Both the line containing "Extract all readable text from this page." and the last line of the listing are included: write out exactly the lines from one to the other.

Records for this task>

* * *

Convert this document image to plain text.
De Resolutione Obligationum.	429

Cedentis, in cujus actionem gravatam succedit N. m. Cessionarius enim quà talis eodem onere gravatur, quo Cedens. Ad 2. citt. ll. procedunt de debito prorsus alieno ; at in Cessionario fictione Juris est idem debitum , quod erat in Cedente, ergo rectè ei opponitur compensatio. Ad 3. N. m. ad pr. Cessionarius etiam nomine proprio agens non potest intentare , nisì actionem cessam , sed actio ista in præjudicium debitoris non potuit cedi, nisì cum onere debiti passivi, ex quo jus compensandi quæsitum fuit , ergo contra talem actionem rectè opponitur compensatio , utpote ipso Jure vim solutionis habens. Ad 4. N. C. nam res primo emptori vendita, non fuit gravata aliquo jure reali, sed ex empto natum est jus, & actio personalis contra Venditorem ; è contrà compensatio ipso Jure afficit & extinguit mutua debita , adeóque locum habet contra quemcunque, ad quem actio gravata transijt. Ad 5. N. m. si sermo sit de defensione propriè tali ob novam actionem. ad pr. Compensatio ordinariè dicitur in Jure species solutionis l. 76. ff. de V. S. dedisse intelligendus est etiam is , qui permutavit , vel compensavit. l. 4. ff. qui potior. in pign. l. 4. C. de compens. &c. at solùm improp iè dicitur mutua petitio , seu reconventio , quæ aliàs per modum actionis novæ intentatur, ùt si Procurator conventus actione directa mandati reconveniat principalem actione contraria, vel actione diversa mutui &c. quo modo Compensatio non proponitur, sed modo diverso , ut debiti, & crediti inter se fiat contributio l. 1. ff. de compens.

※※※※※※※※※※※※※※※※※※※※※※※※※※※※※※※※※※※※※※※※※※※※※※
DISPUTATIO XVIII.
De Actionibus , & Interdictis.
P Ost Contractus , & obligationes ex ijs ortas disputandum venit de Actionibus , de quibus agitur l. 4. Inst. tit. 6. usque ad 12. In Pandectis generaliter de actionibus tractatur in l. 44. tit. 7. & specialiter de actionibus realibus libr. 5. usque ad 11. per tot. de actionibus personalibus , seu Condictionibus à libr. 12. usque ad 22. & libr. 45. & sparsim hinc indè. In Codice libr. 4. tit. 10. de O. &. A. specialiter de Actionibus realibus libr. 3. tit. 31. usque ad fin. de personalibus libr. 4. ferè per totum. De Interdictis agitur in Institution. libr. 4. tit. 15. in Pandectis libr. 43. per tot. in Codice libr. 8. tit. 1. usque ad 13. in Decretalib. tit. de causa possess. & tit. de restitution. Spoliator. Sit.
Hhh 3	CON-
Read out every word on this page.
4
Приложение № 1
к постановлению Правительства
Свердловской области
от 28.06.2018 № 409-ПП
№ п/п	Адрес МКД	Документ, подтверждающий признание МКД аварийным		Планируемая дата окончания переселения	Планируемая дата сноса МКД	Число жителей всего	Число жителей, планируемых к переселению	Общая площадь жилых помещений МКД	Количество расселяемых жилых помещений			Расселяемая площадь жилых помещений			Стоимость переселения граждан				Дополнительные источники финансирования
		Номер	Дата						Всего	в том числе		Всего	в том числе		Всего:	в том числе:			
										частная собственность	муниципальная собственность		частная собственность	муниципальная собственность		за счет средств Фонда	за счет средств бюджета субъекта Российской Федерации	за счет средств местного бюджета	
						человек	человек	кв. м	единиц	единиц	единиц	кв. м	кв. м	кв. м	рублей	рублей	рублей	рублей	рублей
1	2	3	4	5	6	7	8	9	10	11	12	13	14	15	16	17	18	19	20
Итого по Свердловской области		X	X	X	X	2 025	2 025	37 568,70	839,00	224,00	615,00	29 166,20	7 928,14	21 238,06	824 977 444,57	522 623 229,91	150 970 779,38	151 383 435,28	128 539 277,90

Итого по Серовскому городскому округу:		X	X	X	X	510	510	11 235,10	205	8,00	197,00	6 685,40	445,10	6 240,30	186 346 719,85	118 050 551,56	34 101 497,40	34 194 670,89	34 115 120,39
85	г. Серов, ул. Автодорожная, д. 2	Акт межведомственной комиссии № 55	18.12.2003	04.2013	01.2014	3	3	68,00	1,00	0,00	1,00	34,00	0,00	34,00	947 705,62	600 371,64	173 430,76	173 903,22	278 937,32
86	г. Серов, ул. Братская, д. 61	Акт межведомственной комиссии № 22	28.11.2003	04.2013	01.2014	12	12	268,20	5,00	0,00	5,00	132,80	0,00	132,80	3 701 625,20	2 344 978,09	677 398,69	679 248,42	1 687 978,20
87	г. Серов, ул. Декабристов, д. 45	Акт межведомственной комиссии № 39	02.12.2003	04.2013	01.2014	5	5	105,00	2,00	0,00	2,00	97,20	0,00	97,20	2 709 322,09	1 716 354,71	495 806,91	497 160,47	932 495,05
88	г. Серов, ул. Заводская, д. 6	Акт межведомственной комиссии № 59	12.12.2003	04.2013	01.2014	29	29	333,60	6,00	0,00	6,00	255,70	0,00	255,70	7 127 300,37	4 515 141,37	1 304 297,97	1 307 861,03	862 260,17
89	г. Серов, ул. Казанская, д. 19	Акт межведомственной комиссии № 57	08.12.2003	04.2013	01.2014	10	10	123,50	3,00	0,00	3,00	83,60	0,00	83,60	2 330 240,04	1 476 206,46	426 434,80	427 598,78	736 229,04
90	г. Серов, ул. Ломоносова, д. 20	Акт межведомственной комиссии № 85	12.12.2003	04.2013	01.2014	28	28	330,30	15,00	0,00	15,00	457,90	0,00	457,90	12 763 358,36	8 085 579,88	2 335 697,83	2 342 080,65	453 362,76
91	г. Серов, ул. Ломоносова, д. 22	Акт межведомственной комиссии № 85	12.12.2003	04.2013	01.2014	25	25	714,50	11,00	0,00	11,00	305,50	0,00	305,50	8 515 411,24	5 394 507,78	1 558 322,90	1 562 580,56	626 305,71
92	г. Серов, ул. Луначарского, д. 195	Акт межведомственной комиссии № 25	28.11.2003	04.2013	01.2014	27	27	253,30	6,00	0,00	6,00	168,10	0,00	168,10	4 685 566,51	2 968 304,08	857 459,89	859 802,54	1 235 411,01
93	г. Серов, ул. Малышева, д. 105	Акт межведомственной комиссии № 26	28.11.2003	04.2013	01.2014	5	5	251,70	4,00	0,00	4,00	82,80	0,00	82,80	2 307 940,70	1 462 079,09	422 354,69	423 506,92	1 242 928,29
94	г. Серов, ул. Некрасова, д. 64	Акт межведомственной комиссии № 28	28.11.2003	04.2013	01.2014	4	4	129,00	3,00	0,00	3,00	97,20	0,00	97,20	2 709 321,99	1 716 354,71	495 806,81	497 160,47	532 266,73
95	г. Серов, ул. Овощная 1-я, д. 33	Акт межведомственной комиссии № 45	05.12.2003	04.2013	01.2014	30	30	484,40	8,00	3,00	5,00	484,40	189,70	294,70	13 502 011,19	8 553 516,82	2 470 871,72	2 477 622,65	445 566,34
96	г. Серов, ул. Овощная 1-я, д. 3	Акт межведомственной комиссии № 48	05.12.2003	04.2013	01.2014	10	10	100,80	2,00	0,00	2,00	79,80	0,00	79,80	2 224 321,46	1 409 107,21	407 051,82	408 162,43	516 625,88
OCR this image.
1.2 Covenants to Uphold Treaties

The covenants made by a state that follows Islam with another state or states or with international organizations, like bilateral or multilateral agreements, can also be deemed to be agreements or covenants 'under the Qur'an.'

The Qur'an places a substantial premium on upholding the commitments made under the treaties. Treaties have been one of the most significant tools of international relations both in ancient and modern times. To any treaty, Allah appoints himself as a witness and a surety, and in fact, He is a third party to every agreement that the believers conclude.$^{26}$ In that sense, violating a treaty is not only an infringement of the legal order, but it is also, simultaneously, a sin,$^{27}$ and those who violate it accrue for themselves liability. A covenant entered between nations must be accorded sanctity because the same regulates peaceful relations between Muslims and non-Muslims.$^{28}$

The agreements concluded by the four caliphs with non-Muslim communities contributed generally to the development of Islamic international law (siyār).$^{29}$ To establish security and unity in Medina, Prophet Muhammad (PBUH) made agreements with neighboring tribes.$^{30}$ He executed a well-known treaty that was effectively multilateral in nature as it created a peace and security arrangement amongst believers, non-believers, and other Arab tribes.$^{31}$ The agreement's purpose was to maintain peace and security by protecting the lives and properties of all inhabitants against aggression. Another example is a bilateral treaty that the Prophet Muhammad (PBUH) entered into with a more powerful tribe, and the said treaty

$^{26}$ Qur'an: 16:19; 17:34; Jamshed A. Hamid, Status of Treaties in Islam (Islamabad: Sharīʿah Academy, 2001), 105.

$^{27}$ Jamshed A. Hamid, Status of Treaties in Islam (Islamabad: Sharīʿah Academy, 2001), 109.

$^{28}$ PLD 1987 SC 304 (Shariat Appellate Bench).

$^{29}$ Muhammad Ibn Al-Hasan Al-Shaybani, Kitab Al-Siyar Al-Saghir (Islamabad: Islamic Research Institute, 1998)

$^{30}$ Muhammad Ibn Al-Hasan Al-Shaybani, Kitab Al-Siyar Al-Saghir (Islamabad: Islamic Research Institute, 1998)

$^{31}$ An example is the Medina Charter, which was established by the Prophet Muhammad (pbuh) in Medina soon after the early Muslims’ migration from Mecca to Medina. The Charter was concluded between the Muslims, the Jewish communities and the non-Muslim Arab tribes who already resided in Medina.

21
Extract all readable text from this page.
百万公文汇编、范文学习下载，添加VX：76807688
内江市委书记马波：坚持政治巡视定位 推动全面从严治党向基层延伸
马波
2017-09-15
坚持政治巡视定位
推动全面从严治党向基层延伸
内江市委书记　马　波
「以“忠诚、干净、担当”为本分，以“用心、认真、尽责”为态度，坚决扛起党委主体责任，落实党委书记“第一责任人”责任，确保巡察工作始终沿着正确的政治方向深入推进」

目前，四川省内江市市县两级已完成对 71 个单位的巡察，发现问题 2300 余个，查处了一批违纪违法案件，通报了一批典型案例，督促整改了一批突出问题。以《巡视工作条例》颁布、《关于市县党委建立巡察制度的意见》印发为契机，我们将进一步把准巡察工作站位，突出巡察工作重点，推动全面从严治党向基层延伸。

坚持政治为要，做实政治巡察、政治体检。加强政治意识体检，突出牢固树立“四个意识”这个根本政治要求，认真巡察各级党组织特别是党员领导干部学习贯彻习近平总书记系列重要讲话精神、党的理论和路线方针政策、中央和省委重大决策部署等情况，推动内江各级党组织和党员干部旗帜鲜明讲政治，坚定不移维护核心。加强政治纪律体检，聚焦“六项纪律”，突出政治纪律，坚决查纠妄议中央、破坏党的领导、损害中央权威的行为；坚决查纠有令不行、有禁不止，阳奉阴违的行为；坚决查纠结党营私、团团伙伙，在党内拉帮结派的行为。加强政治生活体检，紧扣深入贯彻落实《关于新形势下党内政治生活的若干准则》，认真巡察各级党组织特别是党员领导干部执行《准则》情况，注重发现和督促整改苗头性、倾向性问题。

* * *

Solution for this exercise>
Extract all readable text from this page.
百万公文汇编、范文学习下载，添加VX：76807688
内江市委书记马波：坚持政治巡视定位 推动全面从严治党向基层延伸
马波
2017-09-15
坚持政治巡视定位
推动全面从严治党向基层延伸
内江市委书记　马　波
「以“忠诚、干净、担当”为本分，以“用心、认真、尽责”为态度，坚决扛起党委主体责任，落实党委书记“第一责任人”责任，确保巡察工作始终沿着正确的政治方向深入推进」

目前，四川省内江市市县两级已完成对 71 个单位的巡察，发现问题 2300 余个，查处了一批违纪违法案件，通报了一批典型案例，督促整改了一批突出问题。以《巡视工作条例》颁布、《关于市县党委建立巡察制度的意见》印发为契机，我们将进一步把准巡察工作站位，突出巡察工作重点，推动全面从严治党向基层延伸。

坚持政治为要，做实政治巡察、政治体检。加强政治意识体检，突出牢固树立“四个意识”这个根本政治要求，认真巡察各级党组织特别是党员领导干部学习贯彻习近平总书记系列重要讲话精神、党的理论和路线方针政策、中央和省委重大决策部署等情况，推动内江各级党组织和党员干部旗帜鲜明讲政治，坚定不移维护核心。加强政治纪律体检，聚焦“六项纪律”，突出政治纪律，坚决查纠妄议中央、破坏党的领导、损害中央权威的行为；坚决查纠有令不行、有禁不止，阳奉阴违的行为；坚决查纠结党营私、团团伙伙，在党内拉帮结派的行为。加强政治生活体检，紧扣深入贯彻落实《关于新形势下党内政治生活的若干准则》，认真巡察各级党组织特别是党员领导干部执行《准则》情况，注重发现和督促整改苗头性、倾向性问题。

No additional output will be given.